[Collected data]
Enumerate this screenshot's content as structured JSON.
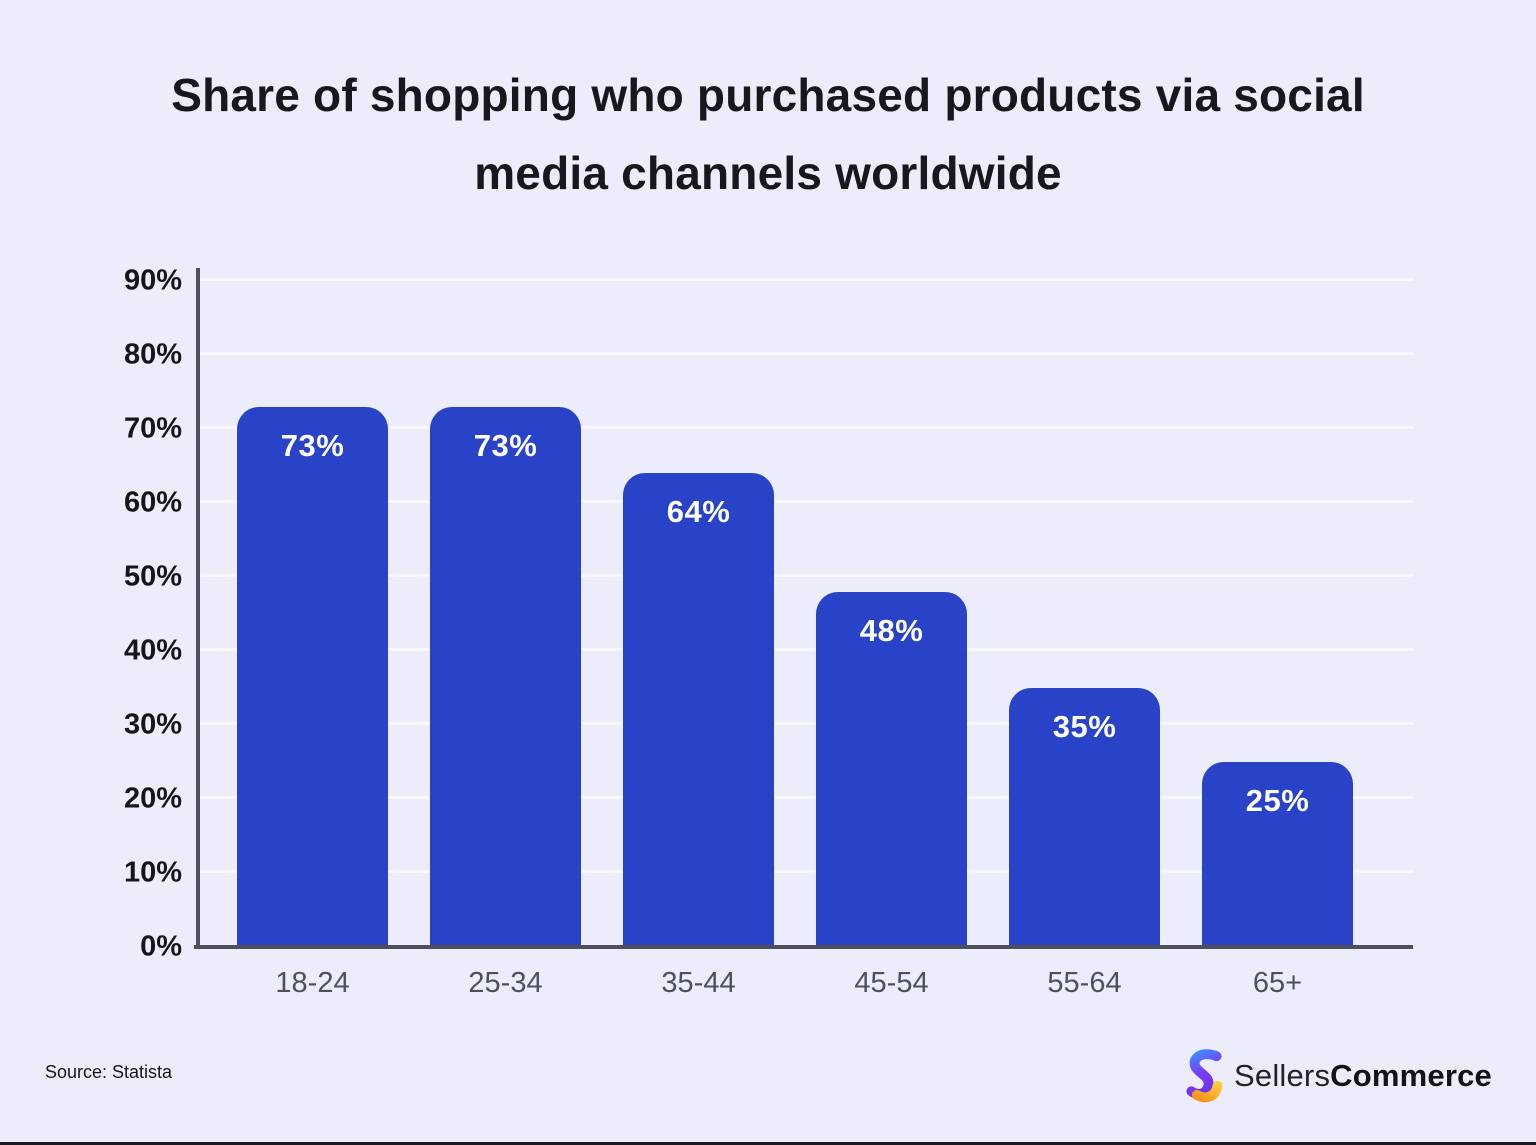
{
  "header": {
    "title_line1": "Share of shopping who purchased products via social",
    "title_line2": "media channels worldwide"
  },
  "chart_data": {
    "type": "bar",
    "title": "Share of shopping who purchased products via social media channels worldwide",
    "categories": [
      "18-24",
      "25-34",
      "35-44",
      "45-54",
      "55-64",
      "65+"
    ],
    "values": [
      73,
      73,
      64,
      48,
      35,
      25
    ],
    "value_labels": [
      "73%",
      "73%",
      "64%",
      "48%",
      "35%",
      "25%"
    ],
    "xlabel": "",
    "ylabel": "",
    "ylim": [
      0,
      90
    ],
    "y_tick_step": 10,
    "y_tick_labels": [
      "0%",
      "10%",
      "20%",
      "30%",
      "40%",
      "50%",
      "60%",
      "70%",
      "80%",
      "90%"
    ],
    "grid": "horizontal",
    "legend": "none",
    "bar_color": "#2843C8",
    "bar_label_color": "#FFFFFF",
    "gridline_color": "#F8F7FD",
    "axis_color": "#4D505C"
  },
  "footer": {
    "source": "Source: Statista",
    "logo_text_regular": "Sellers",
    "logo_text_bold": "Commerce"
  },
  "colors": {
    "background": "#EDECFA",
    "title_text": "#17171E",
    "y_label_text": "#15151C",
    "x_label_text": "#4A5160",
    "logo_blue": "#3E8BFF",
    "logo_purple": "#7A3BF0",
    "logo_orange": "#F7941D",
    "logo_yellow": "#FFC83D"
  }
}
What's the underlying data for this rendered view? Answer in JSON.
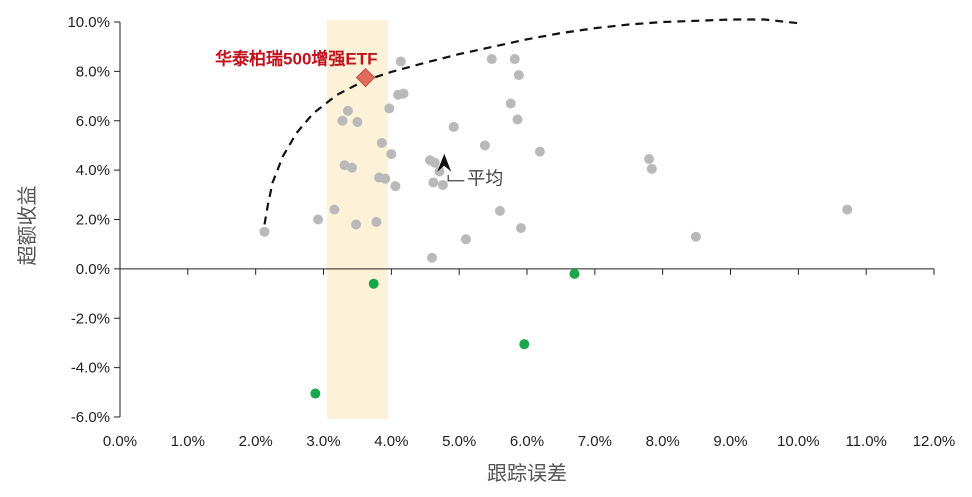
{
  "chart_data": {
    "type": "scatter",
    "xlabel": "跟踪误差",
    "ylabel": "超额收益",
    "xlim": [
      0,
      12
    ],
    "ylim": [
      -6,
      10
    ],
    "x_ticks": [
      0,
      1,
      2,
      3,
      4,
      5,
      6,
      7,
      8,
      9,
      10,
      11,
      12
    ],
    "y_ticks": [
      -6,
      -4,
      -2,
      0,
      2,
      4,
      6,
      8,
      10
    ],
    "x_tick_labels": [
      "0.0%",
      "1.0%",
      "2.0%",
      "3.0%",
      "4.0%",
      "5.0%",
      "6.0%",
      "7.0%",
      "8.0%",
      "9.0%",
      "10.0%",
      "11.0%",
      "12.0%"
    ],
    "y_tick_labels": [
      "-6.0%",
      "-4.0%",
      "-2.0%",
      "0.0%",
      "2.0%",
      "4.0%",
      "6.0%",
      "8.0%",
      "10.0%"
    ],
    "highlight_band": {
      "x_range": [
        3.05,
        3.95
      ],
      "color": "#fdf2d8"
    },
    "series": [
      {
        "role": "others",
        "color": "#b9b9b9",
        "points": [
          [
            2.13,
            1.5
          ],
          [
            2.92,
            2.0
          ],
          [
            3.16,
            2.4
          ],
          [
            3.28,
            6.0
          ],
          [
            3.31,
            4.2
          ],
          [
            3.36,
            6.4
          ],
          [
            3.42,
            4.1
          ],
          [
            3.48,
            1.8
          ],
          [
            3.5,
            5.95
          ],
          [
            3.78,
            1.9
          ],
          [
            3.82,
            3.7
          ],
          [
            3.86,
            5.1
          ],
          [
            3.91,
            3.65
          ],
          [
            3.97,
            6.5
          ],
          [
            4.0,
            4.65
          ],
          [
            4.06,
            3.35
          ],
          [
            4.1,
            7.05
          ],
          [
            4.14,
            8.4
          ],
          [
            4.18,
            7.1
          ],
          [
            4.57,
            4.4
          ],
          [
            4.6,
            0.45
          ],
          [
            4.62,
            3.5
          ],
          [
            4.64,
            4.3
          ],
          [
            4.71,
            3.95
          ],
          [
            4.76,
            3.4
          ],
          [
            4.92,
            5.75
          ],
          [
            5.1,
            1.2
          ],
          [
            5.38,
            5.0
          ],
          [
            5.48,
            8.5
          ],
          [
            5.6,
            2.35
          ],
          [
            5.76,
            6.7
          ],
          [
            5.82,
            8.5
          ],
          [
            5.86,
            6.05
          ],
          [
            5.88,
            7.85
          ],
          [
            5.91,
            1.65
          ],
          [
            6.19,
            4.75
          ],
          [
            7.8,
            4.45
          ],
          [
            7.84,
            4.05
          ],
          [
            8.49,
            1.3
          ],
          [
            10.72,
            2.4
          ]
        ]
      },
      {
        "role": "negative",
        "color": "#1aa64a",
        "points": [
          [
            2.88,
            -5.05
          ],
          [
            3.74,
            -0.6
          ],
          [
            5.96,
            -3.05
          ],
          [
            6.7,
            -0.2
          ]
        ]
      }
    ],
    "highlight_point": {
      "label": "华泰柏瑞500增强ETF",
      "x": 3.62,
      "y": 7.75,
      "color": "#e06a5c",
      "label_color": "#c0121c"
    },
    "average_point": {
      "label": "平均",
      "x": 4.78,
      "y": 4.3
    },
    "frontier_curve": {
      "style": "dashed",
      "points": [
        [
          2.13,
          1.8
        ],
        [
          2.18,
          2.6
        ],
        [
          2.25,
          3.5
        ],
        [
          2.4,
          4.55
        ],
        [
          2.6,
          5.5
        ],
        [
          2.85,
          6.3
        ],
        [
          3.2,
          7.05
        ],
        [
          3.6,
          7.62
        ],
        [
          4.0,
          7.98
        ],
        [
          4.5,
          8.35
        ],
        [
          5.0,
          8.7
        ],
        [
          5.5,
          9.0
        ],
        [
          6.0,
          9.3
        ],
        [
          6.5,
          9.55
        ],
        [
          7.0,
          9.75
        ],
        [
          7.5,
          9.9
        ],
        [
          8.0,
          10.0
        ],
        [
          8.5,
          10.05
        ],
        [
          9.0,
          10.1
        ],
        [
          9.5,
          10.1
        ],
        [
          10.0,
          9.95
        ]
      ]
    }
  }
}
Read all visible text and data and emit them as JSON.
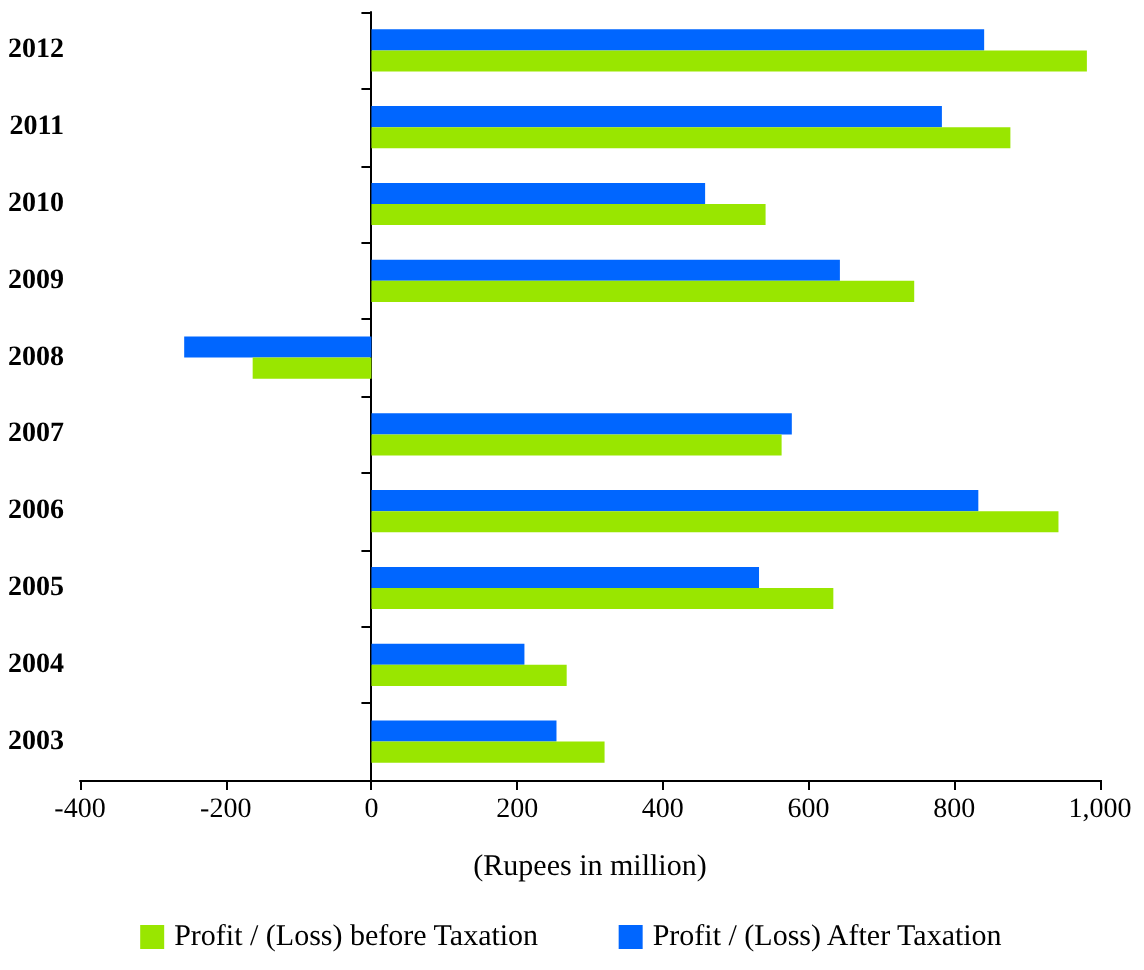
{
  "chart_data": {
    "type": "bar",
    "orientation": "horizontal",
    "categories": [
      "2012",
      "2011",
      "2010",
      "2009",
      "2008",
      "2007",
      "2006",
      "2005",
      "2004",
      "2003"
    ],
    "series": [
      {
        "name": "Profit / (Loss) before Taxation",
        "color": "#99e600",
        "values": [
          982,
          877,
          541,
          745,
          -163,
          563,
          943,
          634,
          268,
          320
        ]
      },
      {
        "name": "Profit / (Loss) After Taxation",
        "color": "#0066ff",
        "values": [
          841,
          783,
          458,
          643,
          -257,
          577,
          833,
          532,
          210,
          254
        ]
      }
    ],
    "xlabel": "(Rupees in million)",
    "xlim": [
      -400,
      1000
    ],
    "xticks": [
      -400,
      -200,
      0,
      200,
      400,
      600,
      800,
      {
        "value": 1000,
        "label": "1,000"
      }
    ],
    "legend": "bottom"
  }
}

- **DO THIS**:
Print the whole listing above once more, word for word, without its pictures.

- **RESULT OF THE EXERCISE**:
Enumerate this screenshot's content as structured JSON.
{
  "header": {
    "title_line1": "Share of shopping who purchased products via social",
    "title_line2": "media channels worldwide"
  },
  "chart_data": {
    "type": "bar",
    "title": "Share of shopping who purchased products via social media channels worldwide",
    "categories": [
      "18-24",
      "25-34",
      "35-44",
      "45-54",
      "55-64",
      "65+"
    ],
    "values": [
      73,
      73,
      64,
      48,
      35,
      25
    ],
    "value_labels": [
      "73%",
      "73%",
      "64%",
      "48%",
      "35%",
      "25%"
    ],
    "xlabel": "",
    "ylabel": "",
    "ylim": [
      0,
      90
    ],
    "y_tick_step": 10,
    "y_tick_labels": [
      "0%",
      "10%",
      "20%",
      "30%",
      "40%",
      "50%",
      "60%",
      "70%",
      "80%",
      "90%"
    ],
    "grid": "horizontal",
    "legend": "none",
    "bar_color": "#2843C8",
    "bar_label_color": "#FFFFFF",
    "gridline_color": "#F8F7FD",
    "axis_color": "#4D505C"
  },
  "footer": {
    "source": "Source: Statista",
    "logo_text_regular": "Sellers",
    "logo_text_bold": "Commerce"
  },
  "colors": {
    "background": "#EDECFA",
    "title_text": "#17171E",
    "y_label_text": "#15151C",
    "x_label_text": "#4A5160",
    "logo_blue": "#3E8BFF",
    "logo_purple": "#7A3BF0",
    "logo_orange": "#F7941D",
    "logo_yellow": "#FFC83D"
  }
}
What's the underlying data for this rendered view? Answer in JSON.
{
  "chart_data": {
    "type": "scatter",
    "xlabel": "跟踪误差",
    "ylabel": "超额收益",
    "xlim": [
      0,
      12
    ],
    "ylim": [
      -6,
      10
    ],
    "x_ticks": [
      0,
      1,
      2,
      3,
      4,
      5,
      6,
      7,
      8,
      9,
      10,
      11,
      12
    ],
    "y_ticks": [
      -6,
      -4,
      -2,
      0,
      2,
      4,
      6,
      8,
      10
    ],
    "x_tick_labels": [
      "0.0%",
      "1.0%",
      "2.0%",
      "3.0%",
      "4.0%",
      "5.0%",
      "6.0%",
      "7.0%",
      "8.0%",
      "9.0%",
      "10.0%",
      "11.0%",
      "12.0%"
    ],
    "y_tick_labels": [
      "-6.0%",
      "-4.0%",
      "-2.0%",
      "0.0%",
      "2.0%",
      "4.0%",
      "6.0%",
      "8.0%",
      "10.0%"
    ],
    "highlight_band": {
      "x_range": [
        3.05,
        3.95
      ],
      "color": "#fdf2d8"
    },
    "series": [
      {
        "role": "others",
        "color": "#b9b9b9",
        "points": [
          [
            2.13,
            1.5
          ],
          [
            2.92,
            2.0
          ],
          [
            3.16,
            2.4
          ],
          [
            3.28,
            6.0
          ],
          [
            3.31,
            4.2
          ],
          [
            3.36,
            6.4
          ],
          [
            3.42,
            4.1
          ],
          [
            3.48,
            1.8
          ],
          [
            3.5,
            5.95
          ],
          [
            3.78,
            1.9
          ],
          [
            3.82,
            3.7
          ],
          [
            3.86,
            5.1
          ],
          [
            3.91,
            3.65
          ],
          [
            3.97,
            6.5
          ],
          [
            4.0,
            4.65
          ],
          [
            4.06,
            3.35
          ],
          [
            4.1,
            7.05
          ],
          [
            4.14,
            8.4
          ],
          [
            4.18,
            7.1
          ],
          [
            4.57,
            4.4
          ],
          [
            4.6,
            0.45
          ],
          [
            4.62,
            3.5
          ],
          [
            4.64,
            4.3
          ],
          [
            4.71,
            3.95
          ],
          [
            4.76,
            3.4
          ],
          [
            4.92,
            5.75
          ],
          [
            5.1,
            1.2
          ],
          [
            5.38,
            5.0
          ],
          [
            5.48,
            8.5
          ],
          [
            5.6,
            2.35
          ],
          [
            5.76,
            6.7
          ],
          [
            5.82,
            8.5
          ],
          [
            5.86,
            6.05
          ],
          [
            5.88,
            7.85
          ],
          [
            5.91,
            1.65
          ],
          [
            6.19,
            4.75
          ],
          [
            7.8,
            4.45
          ],
          [
            7.84,
            4.05
          ],
          [
            8.49,
            1.3
          ],
          [
            10.72,
            2.4
          ]
        ]
      },
      {
        "role": "negative",
        "color": "#1aa64a",
        "points": [
          [
            2.88,
            -5.05
          ],
          [
            3.74,
            -0.6
          ],
          [
            5.96,
            -3.05
          ],
          [
            6.7,
            -0.2
          ]
        ]
      }
    ],
    "highlight_point": {
      "label": "华泰柏瑞500增强ETF",
      "x": 3.62,
      "y": 7.75,
      "color": "#e06a5c",
      "label_color": "#c0121c"
    },
    "average_point": {
      "label": "平均",
      "x": 4.78,
      "y": 4.3
    },
    "frontier_curve": {
      "style": "dashed",
      "points": [
        [
          2.13,
          1.8
        ],
        [
          2.18,
          2.6
        ],
        [
          2.25,
          3.5
        ],
        [
          2.4,
          4.55
        ],
        [
          2.6,
          5.5
        ],
        [
          2.85,
          6.3
        ],
        [
          3.2,
          7.05
        ],
        [
          3.6,
          7.62
        ],
        [
          4.0,
          7.98
        ],
        [
          4.5,
          8.35
        ],
        [
          5.0,
          8.7
        ],
        [
          5.5,
          9.0
        ],
        [
          6.0,
          9.3
        ],
        [
          6.5,
          9.55
        ],
        [
          7.0,
          9.75
        ],
        [
          7.5,
          9.9
        ],
        [
          8.0,
          10.0
        ],
        [
          8.5,
          10.05
        ],
        [
          9.0,
          10.1
        ],
        [
          9.5,
          10.1
        ],
        [
          10.0,
          9.95
        ]
      ]
    }
  }
}
Read all visible text and data and emit them as JSON.
{
  "chart_data": {
    "type": "bar",
    "orientation": "horizontal",
    "categories": [
      "2012",
      "2011",
      "2010",
      "2009",
      "2008",
      "2007",
      "2006",
      "2005",
      "2004",
      "2003"
    ],
    "series": [
      {
        "name": "Profit / (Loss) before Taxation",
        "color": "#99e600",
        "values": [
          982,
          877,
          541,
          745,
          -163,
          563,
          943,
          634,
          268,
          320
        ]
      },
      {
        "name": "Profit / (Loss) After Taxation",
        "color": "#0066ff",
        "values": [
          841,
          783,
          458,
          643,
          -257,
          577,
          833,
          532,
          210,
          254
        ]
      }
    ],
    "xlabel": "(Rupees in million)",
    "xlim": [
      -400,
      1000
    ],
    "xticks": [
      -400,
      -200,
      0,
      200,
      400,
      600,
      800,
      {
        "value": 1000,
        "label": "1,000"
      }
    ],
    "legend": "bottom"
  }
}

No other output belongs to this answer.